### Records from a dataset
-- start --

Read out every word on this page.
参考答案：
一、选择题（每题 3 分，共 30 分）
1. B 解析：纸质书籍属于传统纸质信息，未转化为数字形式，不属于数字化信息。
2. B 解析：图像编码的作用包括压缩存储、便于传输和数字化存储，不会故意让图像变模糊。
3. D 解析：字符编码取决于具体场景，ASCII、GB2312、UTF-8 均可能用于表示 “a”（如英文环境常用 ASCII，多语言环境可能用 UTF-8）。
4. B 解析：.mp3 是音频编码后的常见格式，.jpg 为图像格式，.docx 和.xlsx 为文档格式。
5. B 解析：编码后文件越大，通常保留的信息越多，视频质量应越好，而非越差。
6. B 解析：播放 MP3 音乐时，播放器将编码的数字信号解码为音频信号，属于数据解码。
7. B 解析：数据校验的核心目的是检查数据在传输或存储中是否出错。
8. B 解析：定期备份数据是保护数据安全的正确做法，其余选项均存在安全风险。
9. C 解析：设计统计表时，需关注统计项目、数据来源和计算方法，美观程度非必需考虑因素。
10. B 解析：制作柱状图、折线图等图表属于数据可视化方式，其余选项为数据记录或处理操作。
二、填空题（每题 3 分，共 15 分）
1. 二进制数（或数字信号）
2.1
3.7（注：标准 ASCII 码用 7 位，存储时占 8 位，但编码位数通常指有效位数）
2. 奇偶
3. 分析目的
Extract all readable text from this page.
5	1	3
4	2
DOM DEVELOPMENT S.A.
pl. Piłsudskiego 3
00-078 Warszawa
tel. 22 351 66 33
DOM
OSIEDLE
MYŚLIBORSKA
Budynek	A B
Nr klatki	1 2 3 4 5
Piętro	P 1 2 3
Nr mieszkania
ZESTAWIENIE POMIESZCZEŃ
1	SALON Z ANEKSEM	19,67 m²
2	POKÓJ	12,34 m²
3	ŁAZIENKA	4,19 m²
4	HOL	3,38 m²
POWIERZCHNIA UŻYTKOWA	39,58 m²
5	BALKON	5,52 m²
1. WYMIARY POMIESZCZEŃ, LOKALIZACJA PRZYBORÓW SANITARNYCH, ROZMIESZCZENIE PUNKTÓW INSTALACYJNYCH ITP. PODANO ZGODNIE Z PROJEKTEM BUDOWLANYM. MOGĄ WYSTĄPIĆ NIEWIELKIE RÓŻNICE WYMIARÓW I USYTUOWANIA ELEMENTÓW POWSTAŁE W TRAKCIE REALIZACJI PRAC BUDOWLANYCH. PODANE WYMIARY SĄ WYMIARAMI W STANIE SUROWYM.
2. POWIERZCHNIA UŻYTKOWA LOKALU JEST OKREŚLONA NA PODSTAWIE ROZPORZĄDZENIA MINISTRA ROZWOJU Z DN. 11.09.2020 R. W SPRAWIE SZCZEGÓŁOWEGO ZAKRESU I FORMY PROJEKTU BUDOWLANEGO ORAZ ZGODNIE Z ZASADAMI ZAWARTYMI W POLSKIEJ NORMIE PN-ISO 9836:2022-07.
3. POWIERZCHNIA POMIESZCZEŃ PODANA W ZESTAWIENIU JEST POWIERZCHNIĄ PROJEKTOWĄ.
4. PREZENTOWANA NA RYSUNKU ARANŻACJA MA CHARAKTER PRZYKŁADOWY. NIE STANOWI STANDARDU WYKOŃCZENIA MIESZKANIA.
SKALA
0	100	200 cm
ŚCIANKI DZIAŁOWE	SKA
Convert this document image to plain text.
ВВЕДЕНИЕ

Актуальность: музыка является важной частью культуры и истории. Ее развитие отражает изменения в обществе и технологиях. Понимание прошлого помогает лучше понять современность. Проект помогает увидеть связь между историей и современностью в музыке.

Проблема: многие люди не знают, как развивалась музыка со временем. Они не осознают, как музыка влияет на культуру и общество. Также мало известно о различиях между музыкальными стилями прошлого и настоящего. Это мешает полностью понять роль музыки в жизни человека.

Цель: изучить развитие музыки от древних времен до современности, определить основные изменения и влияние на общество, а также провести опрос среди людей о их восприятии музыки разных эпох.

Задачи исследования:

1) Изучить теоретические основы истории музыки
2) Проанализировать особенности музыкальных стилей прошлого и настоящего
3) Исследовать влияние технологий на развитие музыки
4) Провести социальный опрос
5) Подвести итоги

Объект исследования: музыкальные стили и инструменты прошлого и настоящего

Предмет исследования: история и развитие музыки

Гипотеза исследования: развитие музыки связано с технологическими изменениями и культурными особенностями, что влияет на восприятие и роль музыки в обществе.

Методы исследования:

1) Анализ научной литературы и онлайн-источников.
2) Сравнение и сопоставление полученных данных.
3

-- end --

### The task
Copy exactly, word for word, the line with "Convert this document image to plain text." through the final line of the listing.

### Exercise result
Convert this document image to plain text.
ВВЕДЕНИЕ

Актуальность: музыка является важной частью культуры и истории. Ее развитие отражает изменения в обществе и технологиях. Понимание прошлого помогает лучше понять современность. Проект помогает увидеть связь между историей и современностью в музыке.

Проблема: многие люди не знают, как развивалась музыка со временем. Они не осознают, как музыка влияет на культуру и общество. Также мало известно о различиях между музыкальными стилями прошлого и настоящего. Это мешает полностью понять роль музыки в жизни человека.

Цель: изучить развитие музыки от древних времен до современности, определить основные изменения и влияние на общество, а также провести опрос среди людей о их восприятии музыки разных эпох.

Задачи исследования:

1) Изучить теоретические основы истории музыки
2) Проанализировать особенности музыкальных стилей прошлого и настоящего
3) Исследовать влияние технологий на развитие музыки
4) Провести социальный опрос
5) Подвести итоги

Объект исследования: музыкальные стили и инструменты прошлого и настоящего

Предмет исследования: история и развитие музыки

Гипотеза исследования: развитие музыки связано с технологическими изменениями и культурными особенностями, что влияет на восприятие и роль музыки в обществе.

Методы исследования:

1) Анализ научной литературы и онлайн-источников.
2) Сравнение и сопоставление полученных данных.
3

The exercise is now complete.